TASK DESCRIPTION -
Output every line exactly as written. Leave out pictures.

AVAILABLE DATA -
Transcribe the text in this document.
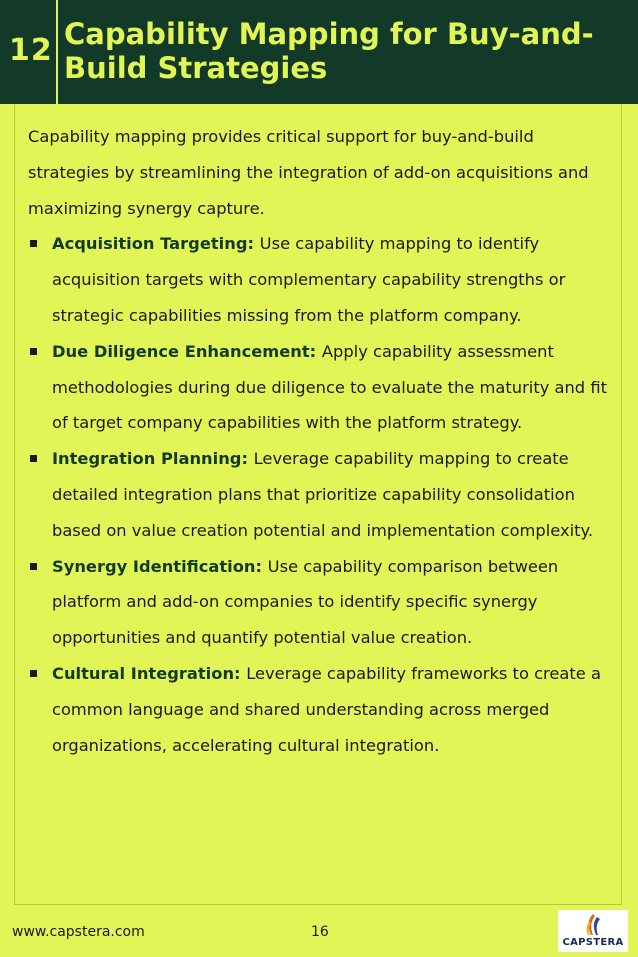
12 Capability Mapping for Buy-and-Build Strategies

Capability mapping provides critical support for buy-and-build strategies by streamlining the integration of add-on acquisitions and maximizing synergy capture.

Acquisition Targeting: Use capability mapping to identify acquisition targets with complementary capability strengths or strategic capabilities missing from the platform company.
Due Diligence Enhancement: Apply capability assessment methodologies during due diligence to evaluate the maturity and fit of target company capabilities with the platform strategy.
Integration Planning: Leverage capability mapping to create detailed integration plans that prioritize capability consolidation based on value creation potential and implementation complexity.
Synergy Identification: Use capability comparison between platform and add-on companies to identify specific synergy opportunities and quantify potential value creation.
Cultural Integration: Leverage capability frameworks to create a common language and shared understanding across merged organizations, accelerating cultural integration.
www.capstera.com	16
CAPSTERA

ANSWER BELOW -
Transcribe the text in this document.
12 Capability Mapping for Buy-and-Build Strategies

Capability mapping provides critical support for buy-and-build strategies by streamlining the integration of add-on acquisitions and maximizing synergy capture.

Acquisition Targeting: Use capability mapping to identify acquisition targets with complementary capability strengths or strategic capabilities missing from the platform company.
Due Diligence Enhancement: Apply capability assessment methodologies during due diligence to evaluate the maturity and fit of target company capabilities with the platform strategy.
Integration Planning: Leverage capability mapping to create detailed integration plans that prioritize capability consolidation based on value creation potential and implementation complexity.
Synergy Identification: Use capability comparison between platform and add-on companies to identify specific synergy opportunities and quantify potential value creation.
Cultural Integration: Leverage capability frameworks to create a common language and shared understanding across merged organizations, accelerating cultural integration.
www.capstera.com	16
CAPSTERA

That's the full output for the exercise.